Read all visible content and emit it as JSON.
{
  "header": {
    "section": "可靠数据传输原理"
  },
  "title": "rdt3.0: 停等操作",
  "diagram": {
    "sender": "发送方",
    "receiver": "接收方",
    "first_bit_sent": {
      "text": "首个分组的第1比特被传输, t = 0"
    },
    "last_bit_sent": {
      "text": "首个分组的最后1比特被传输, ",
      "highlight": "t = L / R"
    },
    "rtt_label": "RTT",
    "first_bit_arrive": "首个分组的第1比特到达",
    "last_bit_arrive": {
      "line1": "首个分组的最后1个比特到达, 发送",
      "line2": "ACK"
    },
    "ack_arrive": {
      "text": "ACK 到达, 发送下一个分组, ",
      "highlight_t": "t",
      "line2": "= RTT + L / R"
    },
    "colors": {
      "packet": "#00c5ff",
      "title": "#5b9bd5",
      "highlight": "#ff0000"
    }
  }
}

------------------------------------------------------------------------

*Written problem*: Output the whole listing above again, word for word.

*Task response*:
Read all visible content and emit it as JSON.
{
  "header": {
    "section": "可靠数据传输原理"
  },
  "title": "rdt3.0: 停等操作",
  "diagram": {
    "sender": "发送方",
    "receiver": "接收方",
    "first_bit_sent": {
      "text": "首个分组的第1比特被传输, t = 0"
    },
    "last_bit_sent": {
      "text": "首个分组的最后1比特被传输, ",
      "highlight": "t = L / R"
    },
    "rtt_label": "RTT",
    "first_bit_arrive": "首个分组的第1比特到达",
    "last_bit_arrive": {
      "line1": "首个分组的最后1个比特到达, 发送",
      "line2": "ACK"
    },
    "ack_arrive": {
      "text": "ACK 到达, 发送下一个分组, ",
      "highlight_t": "t",
      "line2": "= RTT + L / R"
    },
    "colors": {
      "packet": "#00c5ff",
      "title": "#5b9bd5",
      "highlight": "#ff0000"
    }
  }
}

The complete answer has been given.